── MATERIAL SHOWN ──
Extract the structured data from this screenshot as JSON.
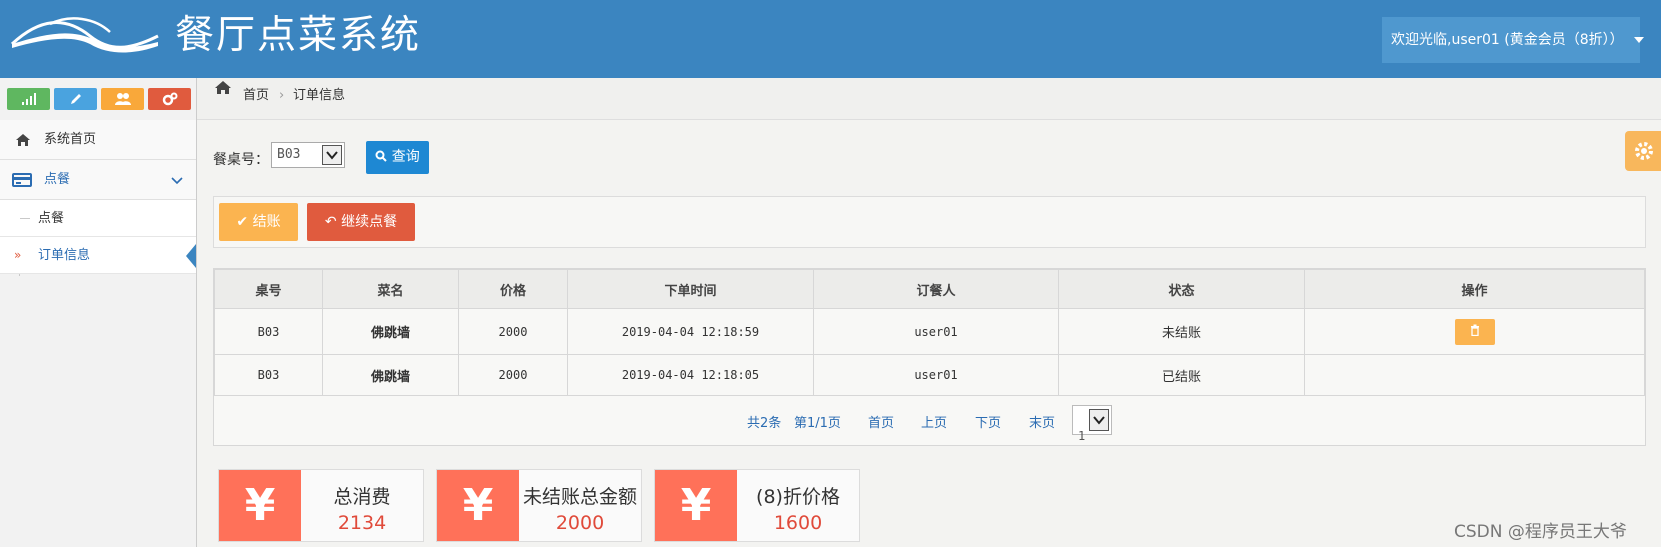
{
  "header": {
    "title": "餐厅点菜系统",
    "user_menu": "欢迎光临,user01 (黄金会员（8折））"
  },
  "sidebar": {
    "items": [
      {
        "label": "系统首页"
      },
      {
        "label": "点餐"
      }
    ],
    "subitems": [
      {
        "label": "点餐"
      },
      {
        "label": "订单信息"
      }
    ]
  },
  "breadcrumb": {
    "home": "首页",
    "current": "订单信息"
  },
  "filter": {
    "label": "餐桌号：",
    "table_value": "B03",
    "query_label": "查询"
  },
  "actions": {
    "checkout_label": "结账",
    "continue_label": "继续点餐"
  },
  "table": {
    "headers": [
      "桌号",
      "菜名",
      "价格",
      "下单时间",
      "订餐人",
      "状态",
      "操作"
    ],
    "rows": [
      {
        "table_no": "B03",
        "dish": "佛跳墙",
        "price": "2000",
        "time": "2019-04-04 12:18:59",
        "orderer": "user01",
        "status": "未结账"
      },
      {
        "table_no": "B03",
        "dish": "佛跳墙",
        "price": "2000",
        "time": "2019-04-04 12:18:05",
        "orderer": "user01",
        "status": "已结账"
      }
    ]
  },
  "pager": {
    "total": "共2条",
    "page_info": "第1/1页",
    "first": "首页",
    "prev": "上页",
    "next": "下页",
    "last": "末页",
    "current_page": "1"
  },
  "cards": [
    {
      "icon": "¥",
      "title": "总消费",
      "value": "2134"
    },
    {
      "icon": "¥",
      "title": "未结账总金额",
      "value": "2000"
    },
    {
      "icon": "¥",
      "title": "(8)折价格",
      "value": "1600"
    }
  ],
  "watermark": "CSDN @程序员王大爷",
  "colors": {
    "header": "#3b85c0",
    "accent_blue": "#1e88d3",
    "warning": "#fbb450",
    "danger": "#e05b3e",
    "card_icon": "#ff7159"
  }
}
───
── MATERIAL SHOWN ──
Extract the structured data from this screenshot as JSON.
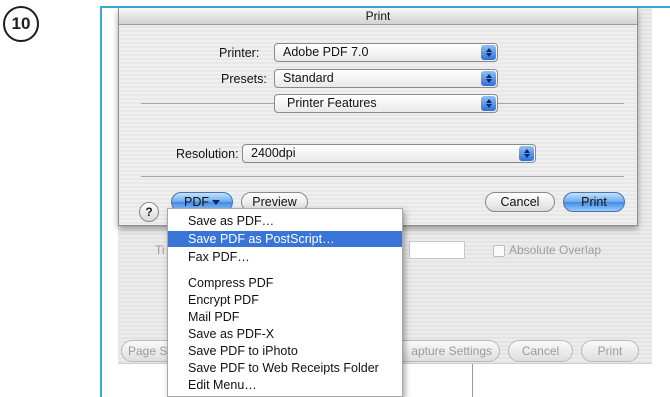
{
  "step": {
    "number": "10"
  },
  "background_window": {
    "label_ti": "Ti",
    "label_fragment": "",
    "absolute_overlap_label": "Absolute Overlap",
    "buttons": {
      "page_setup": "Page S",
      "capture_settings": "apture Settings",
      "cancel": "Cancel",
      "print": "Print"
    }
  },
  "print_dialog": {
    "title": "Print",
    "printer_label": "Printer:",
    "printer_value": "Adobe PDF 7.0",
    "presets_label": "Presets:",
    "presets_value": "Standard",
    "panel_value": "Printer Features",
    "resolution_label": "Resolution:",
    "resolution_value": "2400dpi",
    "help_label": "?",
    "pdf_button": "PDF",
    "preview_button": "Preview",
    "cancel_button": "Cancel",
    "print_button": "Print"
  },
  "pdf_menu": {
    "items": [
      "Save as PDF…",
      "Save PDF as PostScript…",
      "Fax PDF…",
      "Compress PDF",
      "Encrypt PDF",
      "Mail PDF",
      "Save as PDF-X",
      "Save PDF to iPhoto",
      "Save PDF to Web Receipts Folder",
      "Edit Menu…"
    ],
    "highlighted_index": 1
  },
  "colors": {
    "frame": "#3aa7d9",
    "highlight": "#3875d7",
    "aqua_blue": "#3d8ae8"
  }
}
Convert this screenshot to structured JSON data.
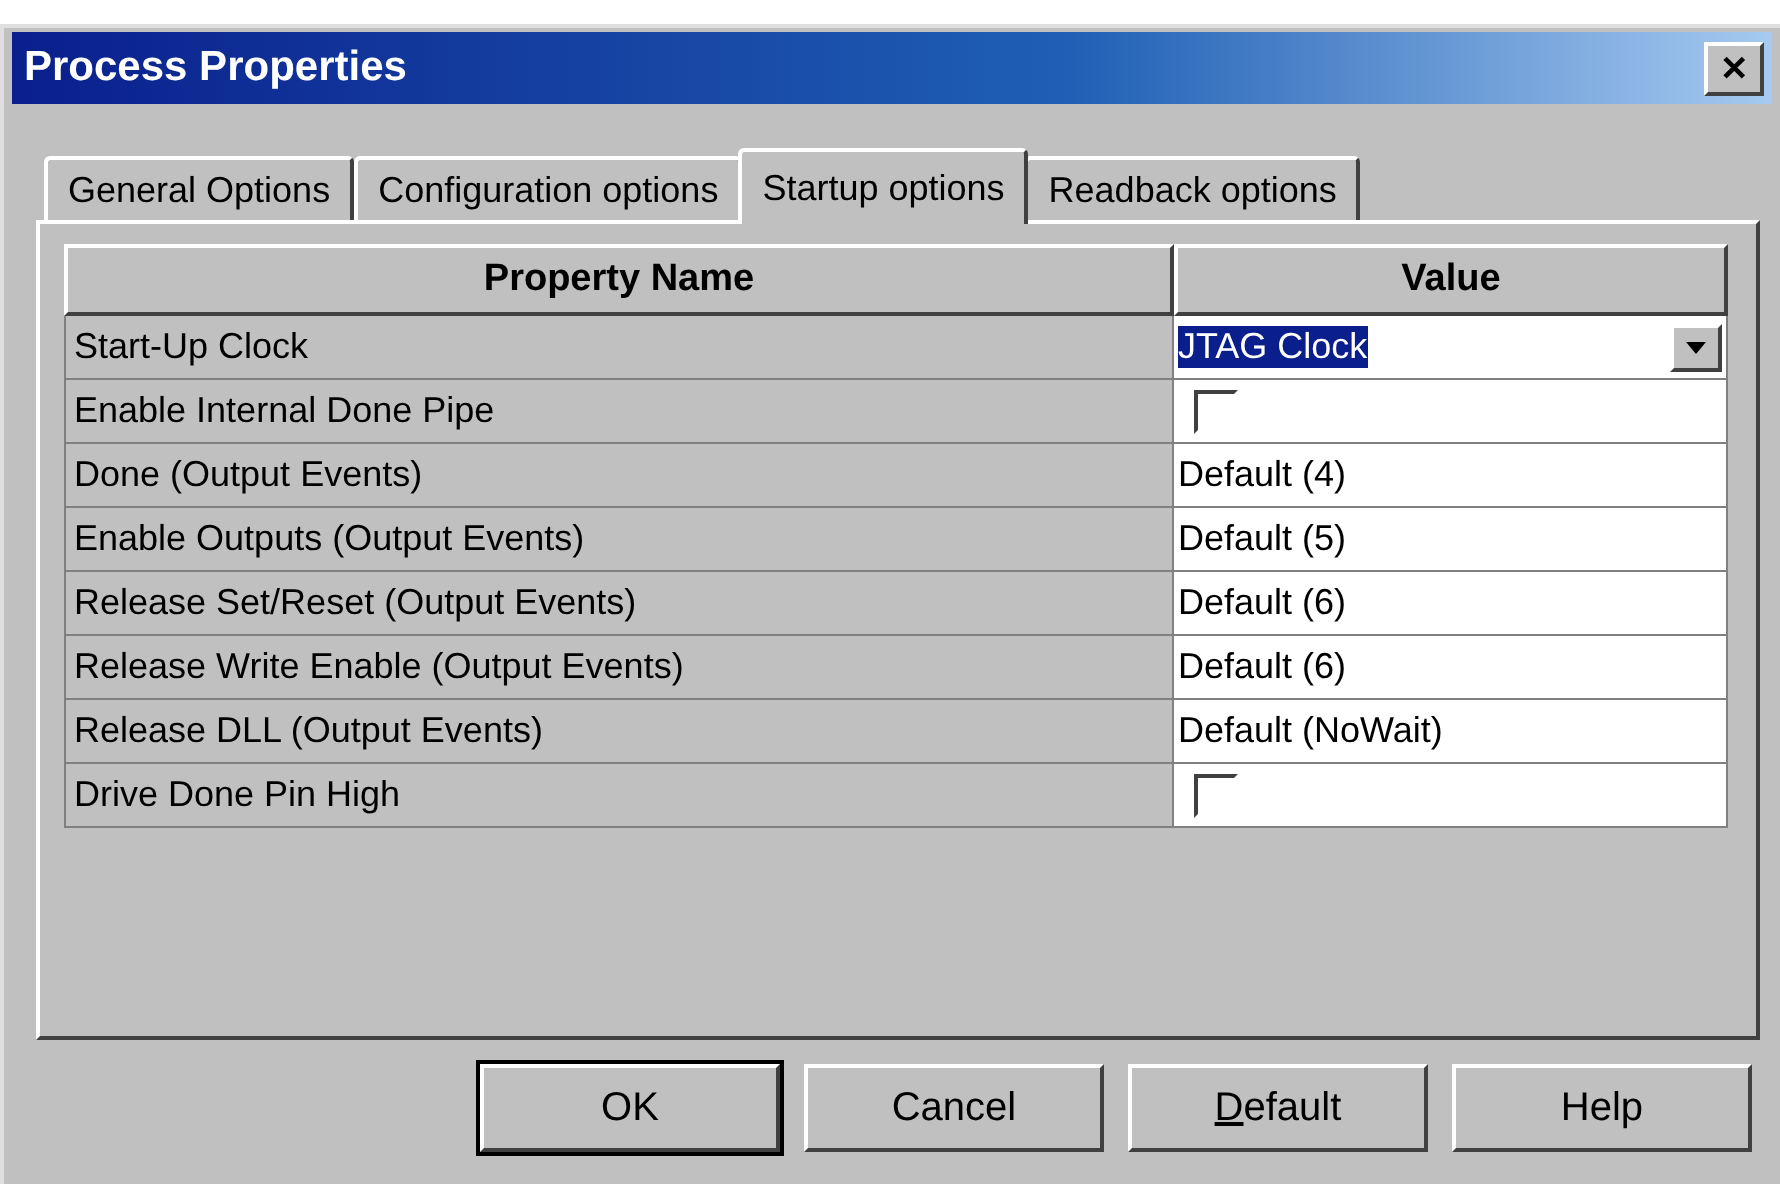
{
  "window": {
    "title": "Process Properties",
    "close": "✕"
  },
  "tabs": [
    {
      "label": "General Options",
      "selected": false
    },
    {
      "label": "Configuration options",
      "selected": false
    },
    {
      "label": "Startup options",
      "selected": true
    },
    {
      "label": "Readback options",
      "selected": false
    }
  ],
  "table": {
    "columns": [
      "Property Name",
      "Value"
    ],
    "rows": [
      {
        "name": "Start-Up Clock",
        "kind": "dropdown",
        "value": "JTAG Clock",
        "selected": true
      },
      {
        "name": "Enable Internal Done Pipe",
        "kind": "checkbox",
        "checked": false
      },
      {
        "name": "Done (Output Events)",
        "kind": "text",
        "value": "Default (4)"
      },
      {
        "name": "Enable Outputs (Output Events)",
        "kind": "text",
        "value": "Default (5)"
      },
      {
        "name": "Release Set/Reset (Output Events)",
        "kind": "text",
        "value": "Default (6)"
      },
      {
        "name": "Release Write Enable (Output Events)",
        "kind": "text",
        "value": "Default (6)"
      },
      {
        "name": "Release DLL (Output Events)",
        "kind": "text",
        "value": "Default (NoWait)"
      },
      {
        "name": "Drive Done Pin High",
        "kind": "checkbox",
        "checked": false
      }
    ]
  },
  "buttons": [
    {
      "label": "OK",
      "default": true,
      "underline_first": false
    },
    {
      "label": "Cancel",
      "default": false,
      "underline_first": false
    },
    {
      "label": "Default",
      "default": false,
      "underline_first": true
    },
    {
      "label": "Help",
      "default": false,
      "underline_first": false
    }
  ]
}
───
PROMPT:
Tally the lines holding the string "Release" and give only the count.

EXERCISE RESPONSE:
3